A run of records

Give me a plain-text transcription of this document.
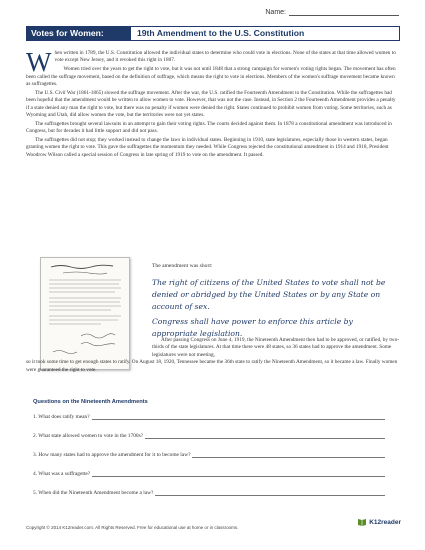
Name:
Votes for Women:	19th Amendment to the U.S. Constitution

When written in 1789, the U.S. Constitution allowed the individual states to determine who could vote in elections. None of the states at that time allowed women to vote except New Jersey, and it revoked this right in 1807.

Women tried over the years to get the right to vote, but it was not until 1848 that a strong campaign for women's voting rights began. The movement has often been called the suffrage movement, based on the definition of suffrage, which means the right to vote in elections. Members of the women's suffrage movement became known as suffragettes.

The U.S. Civil War (1861-1865) slowed the suffrage movement. After the war, the U.S. ratified the Fourteenth Amendment to the Constitution. While the suffragettes had been hopeful that the amendment would be written to allow women to vote. However, that was not the case. Instead, in Section 2 the Fourteenth Amendment provides a penalty if a state denied any man the right to vote, but there was no penalty if women were denied the right. States continued to prohibit women from voting. Some territories, such as Wyoming and Utah, did allow women the vote, but the territories were not yet states.

The suffragettes brought several lawsuits in an attempt to gain their voting rights. The courts decided against them. In 1878 a constitutional amendment was introduced in Congress, but for decades it had little support and did not pass.

The suffragettes did not stop; they worked instead to change the laws in individual states. Beginning in 1910, state legislatures, especially those in western states, began granting women the right to vote. This gave the suffragettes the momentum they needed. While Congress rejected the constitutional amendment in 1914 and 1918, President Woodrow Wilson called a special session of Congress in late spring of 1919 to vote on the amendment. It passed.

The amendment was short:
The right of citizens of the United States to vote shall not be denied or abridged by the United States or by any State on account of sex.
Congress shall have power to enforce this article by appropriate legislation.

After passing Congress on June 4, 1919, the Nineteenth Amendment then had to be approved, or ratified, by two-thirds of the state legislatures. At that time there were 48 states, so 36 states had to approve the amendment. Some legislatures were not meeting,

so it took some time to get enough states to ratify. On August 18, 1920, Tennessee became the 36th state to ratify the Nineteenth Amendment, so it became a law. Finally women were guaranteed the right to vote.

Questions on the Nineteenth Amendments
1. What does ratify mean?
2. What state allowed women to vote in the 1700s?
3. How many states had to approve the amendment for it to become law?
4. What was a suffragette?
5. When did the Nineteenth Amendment become a law?
Copyright © 2014 K12reader.com. All Rights Reserved. Free for educational use at home or in classrooms.
K12reader
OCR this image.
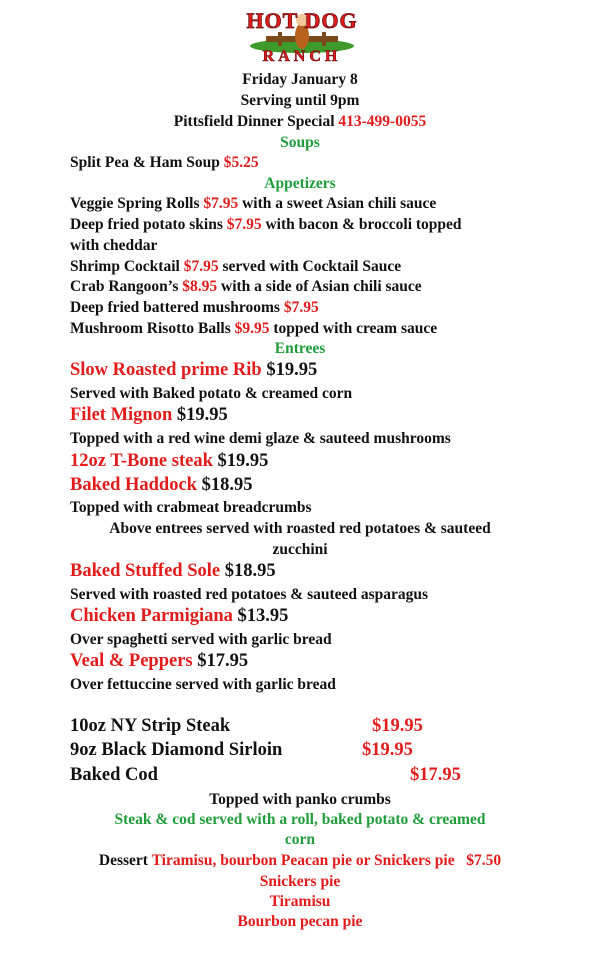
HOT DOG
RANCH
Friday January 8
Serving until 9pm
Pittsfield Dinner Special 413-499-0055
Soups
Split Pea & Ham Soup $5.25
Appetizers
Veggie Spring Rolls $7.95 with a sweet Asian chili sauce
Deep fried potato skins $7.95 with bacon & broccoli topped
with cheddar
Shrimp Cocktail $7.95 served with Cocktail Sauce
Crab Rangoon’s $8.95 with a side of Asian chili sauce
Deep fried battered mushrooms $7.95
Mushroom Risotto Balls $9.95 topped with cream sauce
Entrees
Slow Roasted prime Rib $19.95
Served with Baked potato & creamed corn
Filet Mignon $19.95
Topped with a red wine demi glaze & sauteed mushrooms
12oz T-Bone steak $19.95
Baked Haddock $18.95
Topped with crabmeat breadcrumbs
Above entrees served with roasted red potatoes & sauteed
zucchini
Baked Stuffed Sole $18.95
Served with roasted red potatoes & sauteed asparagus
Chicken Parmigiana $13.95
Over spaghetti served with garlic bread
Veal & Peppers $17.95
Over fettuccine served with garlic bread
10oz NY Strip Steak	$19.95
9oz Black Diamond Sirloin	$19.95
Baked Cod	$17.95
Topped with panko crumbs
Steak & cod served with a roll, baked potato & creamed
corn
Dessert Tiramisu, bourbon Peacan pie or Snickers pie $7.50
Snickers pie
Tiramisu
Bourbon pecan pie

[What you have to do] Using the listing above, return all lines where the word "Deep" occurs.

[Task output]
Deep fried potato skins $7.95 with bacon & broccoli topped
Deep fried battered mushrooms $7.95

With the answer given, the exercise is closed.